■ Given data
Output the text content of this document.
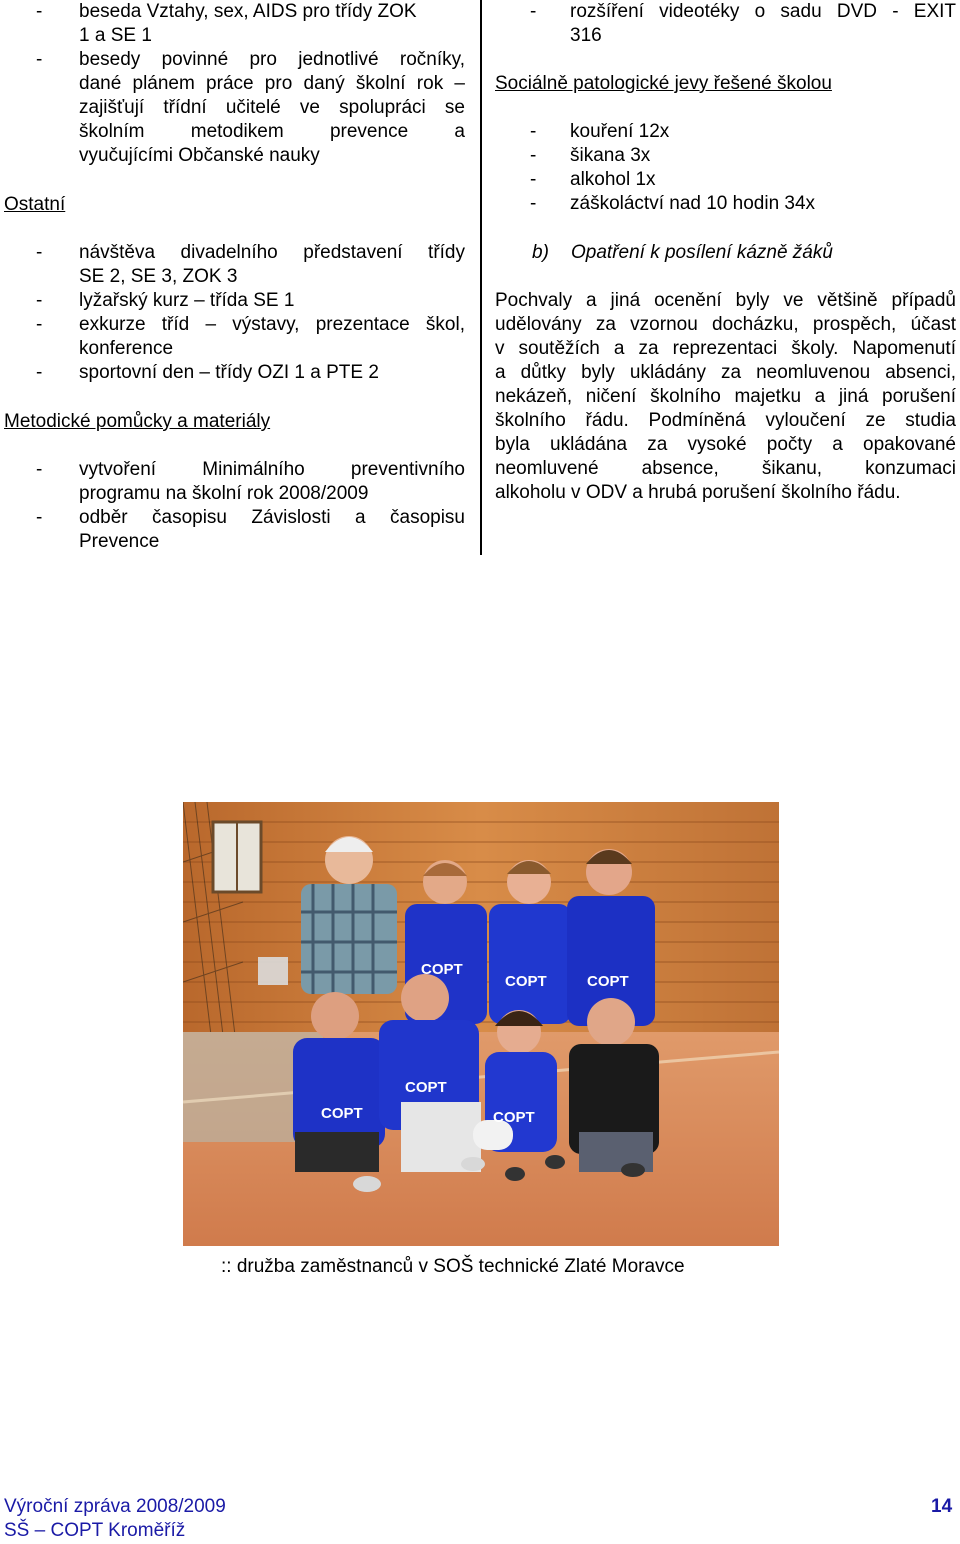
- beseda Vztahy, sex, AIDS pro třídy ZOK
1 a SE 1
- besedy povinné pro jednotlivé ročníky,
dané plánem práce pro daný školní rok –
zajišťují třídní učitelé ve spolupráci se
školním metodikem prevence a
vyučujícími Občanské nauky
Ostatní
- návštěva divadelního představení třídy
SE 2, SE 3, ZOK 3
- lyžařský kurz – třída SE 1
- exkurze tříd – výstavy, prezentace škol,
konference
- sportovní den – třídy OZI 1 a PTE 2
Metodické pomůcky a materiály
- vytvoření Minimálního preventivního
programu na školní rok 2008/2009
- odběr časopisu Závislosti a časopisu
Prevence
- rozšíření videotéky o sadu DVD - EXIT
316
Sociálně patologické jevy řešené školou
- kouření 12x
- šikana 3x
- alkohol 1x
- záškoláctví nad 10 hodin 34x
b) Opatření k posílení kázně žáků
Pochvaly a jiná ocenění byly ve většině případů
udělovány za vzornou docházku, prospěch, účast
v soutěžích a za reprezentaci školy. Napomenutí
a důtky byly ukládány za neomluvenou absenci,
nekázeň, ničení školního majetku a jiná porušení
školního řádu. Podmíněná vyloučení ze studia
byla ukládána za vysoké počty a opakované
neomluvené absence, šikanu, konzumaci
alkoholu v ODV a hrubá porušení školního řádu.
COPT
COPT	COPT
COPT
COPT
COPT
:: družba zaměstnanců v SOŠ technické Zlaté Moravce
Výroční zpráva 2008/2009
SŠ – COPT Kroměříž
14
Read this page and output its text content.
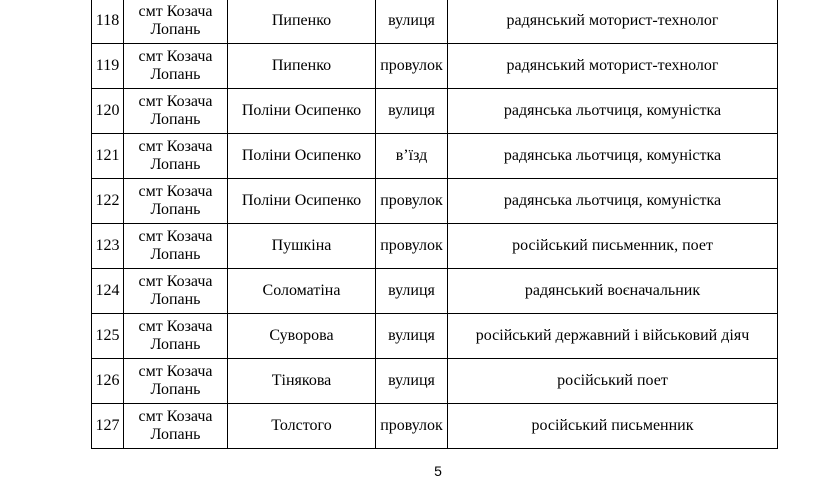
118	смт Козача Лопань	Пипенко	вулиця	радянський моторист-технолог
119	смт Козача Лопань	Пипенко	провулок	радянський моторист-технолог
120	смт Козача Лопань	Поліни Осипенко	вулиця	радянська льотчиця, комуністка
121	смт Козача Лопань	Поліни Осипенко	в’їзд	радянська льотчиця, комуністка
122	смт Козача Лопань	Поліни Осипенко	провулок	радянська льотчиця, комуністка
123	смт Козача Лопань	Пушкіна	провулок	російський письменник, поет
124	смт Козача Лопань	Соломатіна	вулиця	радянський воєначальник
125	смт Козача Лопань	Суворова	вулиця	російський державний і військовий діяч
126	смт Козача Лопань	Тінякова	вулиця	російський поет
127	смт Козача Лопань	Толстого	провулок	російський письменник
5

■ What needs to be done
Copy out all of the material exactly as written, without its pictures.

■ Written reply
Output the text content of this document.
- beseda Vztahy, sex, AIDS pro třídy ZOK
1 a SE 1
- besedy povinné pro jednotlivé ročníky,
dané plánem práce pro daný školní rok –
zajišťují třídní učitelé ve spolupráci se
školním metodikem prevence a
vyučujícími Občanské nauky
Ostatní
- návštěva divadelního představení třídy
SE 2, SE 3, ZOK 3
- lyžařský kurz – třída SE 1
- exkurze tříd – výstavy, prezentace škol,
konference
- sportovní den – třídy OZI 1 a PTE 2
Metodické pomůcky a materiály
- vytvoření Minimálního preventivního
programu na školní rok 2008/2009
- odběr časopisu Závislosti a časopisu
Prevence
- rozšíření videotéky o sadu DVD - EXIT
316
Sociálně patologické jevy řešené školou
- kouření 12x
- šikana 3x
- alkohol 1x
- záškoláctví nad 10 hodin 34x
b) Opatření k posílení kázně žáků
Pochvaly a jiná ocenění byly ve většině případů
udělovány za vzornou docházku, prospěch, účast
v soutěžích a za reprezentaci školy. Napomenutí
a důtky byly ukládány za neomluvenou absenci,
nekázeň, ničení školního majetku a jiná porušení
školního řádu. Podmíněná vyloučení ze studia
byla ukládána za vysoké počty a opakované
neomluvené absence, šikanu, konzumaci
alkoholu v ODV a hrubá porušení školního řádu.
COPT
COPT	COPT
COPT
COPT
COPT
:: družba zaměstnanců v SOŠ technické Zlaté Moravce
Výroční zpráva 2008/2009
SŠ – COPT Kroměříž
14
Read this page and output its text content.
118	смт Козача Лопань	Пипенко	вулиця	радянський моторист-технолог
119	смт Козача Лопань	Пипенко	провулок	радянський моторист-технолог
120	смт Козача Лопань	Поліни Осипенко	вулиця	радянська льотчиця, комуністка
121	смт Козача Лопань	Поліни Осипенко	в’їзд	радянська льотчиця, комуністка
122	смт Козача Лопань	Поліни Осипенко	провулок	радянська льотчиця, комуністка
123	смт Козача Лопань	Пушкіна	провулок	російський письменник, поет
124	смт Козача Лопань	Соломатіна	вулиця	радянський воєначальник
125	смт Козача Лопань	Суворова	вулиця	російський державний і військовий діяч
126	смт Козача Лопань	Тінякова	вулиця	російський поет
127	смт Козача Лопань	Толстого	провулок	російський письменник
5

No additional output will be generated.